_Records from a dataset_.
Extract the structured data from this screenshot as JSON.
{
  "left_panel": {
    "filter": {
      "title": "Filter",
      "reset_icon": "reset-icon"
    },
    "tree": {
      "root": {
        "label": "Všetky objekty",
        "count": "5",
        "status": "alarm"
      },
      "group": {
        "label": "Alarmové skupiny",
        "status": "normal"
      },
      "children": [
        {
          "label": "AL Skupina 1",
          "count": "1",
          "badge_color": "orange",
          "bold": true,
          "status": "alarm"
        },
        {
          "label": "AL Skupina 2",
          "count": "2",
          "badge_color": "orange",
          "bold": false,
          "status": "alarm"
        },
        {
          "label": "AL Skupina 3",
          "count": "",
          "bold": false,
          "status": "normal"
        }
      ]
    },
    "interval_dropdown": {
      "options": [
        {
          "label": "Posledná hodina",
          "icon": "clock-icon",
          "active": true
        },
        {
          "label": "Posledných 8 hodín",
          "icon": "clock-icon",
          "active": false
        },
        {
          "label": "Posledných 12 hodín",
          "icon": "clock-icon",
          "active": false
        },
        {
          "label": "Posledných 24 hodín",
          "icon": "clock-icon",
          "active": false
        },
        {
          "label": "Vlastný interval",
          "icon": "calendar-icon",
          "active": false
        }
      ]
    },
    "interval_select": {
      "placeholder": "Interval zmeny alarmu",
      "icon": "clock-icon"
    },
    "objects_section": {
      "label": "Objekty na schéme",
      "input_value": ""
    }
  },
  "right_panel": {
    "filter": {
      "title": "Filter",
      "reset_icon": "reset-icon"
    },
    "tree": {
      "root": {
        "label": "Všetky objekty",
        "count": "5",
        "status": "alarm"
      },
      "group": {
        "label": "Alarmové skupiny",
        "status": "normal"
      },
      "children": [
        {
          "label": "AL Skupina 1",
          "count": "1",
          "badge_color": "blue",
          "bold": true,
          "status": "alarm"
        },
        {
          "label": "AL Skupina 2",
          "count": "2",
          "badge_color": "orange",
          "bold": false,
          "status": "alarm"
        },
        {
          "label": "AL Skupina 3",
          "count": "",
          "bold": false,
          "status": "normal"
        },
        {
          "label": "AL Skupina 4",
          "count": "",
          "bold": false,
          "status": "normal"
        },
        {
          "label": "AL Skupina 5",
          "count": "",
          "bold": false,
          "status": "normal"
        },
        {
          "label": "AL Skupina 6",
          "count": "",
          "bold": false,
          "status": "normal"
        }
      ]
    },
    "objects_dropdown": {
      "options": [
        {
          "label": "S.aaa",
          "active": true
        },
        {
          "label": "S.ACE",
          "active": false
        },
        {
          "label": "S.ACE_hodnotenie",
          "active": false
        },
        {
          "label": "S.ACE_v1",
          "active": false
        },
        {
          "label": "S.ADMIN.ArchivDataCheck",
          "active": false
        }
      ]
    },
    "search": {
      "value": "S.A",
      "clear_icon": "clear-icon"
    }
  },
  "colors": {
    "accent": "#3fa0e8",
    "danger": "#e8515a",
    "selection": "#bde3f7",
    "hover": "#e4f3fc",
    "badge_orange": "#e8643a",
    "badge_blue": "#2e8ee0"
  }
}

_Do this_.
Transcribe all entries exactly as they are given.

_Response_.
Extract the structured data from this screenshot as JSON.
{
  "left_panel": {
    "filter": {
      "title": "Filter",
      "reset_icon": "reset-icon"
    },
    "tree": {
      "root": {
        "label": "Všetky objekty",
        "count": "5",
        "status": "alarm"
      },
      "group": {
        "label": "Alarmové skupiny",
        "status": "normal"
      },
      "children": [
        {
          "label": "AL Skupina 1",
          "count": "1",
          "badge_color": "orange",
          "bold": true,
          "status": "alarm"
        },
        {
          "label": "AL Skupina 2",
          "count": "2",
          "badge_color": "orange",
          "bold": false,
          "status": "alarm"
        },
        {
          "label": "AL Skupina 3",
          "count": "",
          "bold": false,
          "status": "normal"
        }
      ]
    },
    "interval_dropdown": {
      "options": [
        {
          "label": "Posledná hodina",
          "icon": "clock-icon",
          "active": true
        },
        {
          "label": "Posledných 8 hodín",
          "icon": "clock-icon",
          "active": false
        },
        {
          "label": "Posledných 12 hodín",
          "icon": "clock-icon",
          "active": false
        },
        {
          "label": "Posledných 24 hodín",
          "icon": "clock-icon",
          "active": false
        },
        {
          "label": "Vlastný interval",
          "icon": "calendar-icon",
          "active": false
        }
      ]
    },
    "interval_select": {
      "placeholder": "Interval zmeny alarmu",
      "icon": "clock-icon"
    },
    "objects_section": {
      "label": "Objekty na schéme",
      "input_value": ""
    }
  },
  "right_panel": {
    "filter": {
      "title": "Filter",
      "reset_icon": "reset-icon"
    },
    "tree": {
      "root": {
        "label": "Všetky objekty",
        "count": "5",
        "status": "alarm"
      },
      "group": {
        "label": "Alarmové skupiny",
        "status": "normal"
      },
      "children": [
        {
          "label": "AL Skupina 1",
          "count": "1",
          "badge_color": "blue",
          "bold": true,
          "status": "alarm"
        },
        {
          "label": "AL Skupina 2",
          "count": "2",
          "badge_color": "orange",
          "bold": false,
          "status": "alarm"
        },
        {
          "label": "AL Skupina 3",
          "count": "",
          "bold": false,
          "status": "normal"
        },
        {
          "label": "AL Skupina 4",
          "count": "",
          "bold": false,
          "status": "normal"
        },
        {
          "label": "AL Skupina 5",
          "count": "",
          "bold": false,
          "status": "normal"
        },
        {
          "label": "AL Skupina 6",
          "count": "",
          "bold": false,
          "status": "normal"
        }
      ]
    },
    "objects_dropdown": {
      "options": [
        {
          "label": "S.aaa",
          "active": true
        },
        {
          "label": "S.ACE",
          "active": false
        },
        {
          "label": "S.ACE_hodnotenie",
          "active": false
        },
        {
          "label": "S.ACE_v1",
          "active": false
        },
        {
          "label": "S.ADMIN.ArchivDataCheck",
          "active": false
        }
      ]
    },
    "search": {
      "value": "S.A",
      "clear_icon": "clear-icon"
    }
  },
  "colors": {
    "accent": "#3fa0e8",
    "danger": "#e8515a",
    "selection": "#bde3f7",
    "hover": "#e4f3fc",
    "badge_orange": "#e8643a",
    "badge_blue": "#2e8ee0"
  }
}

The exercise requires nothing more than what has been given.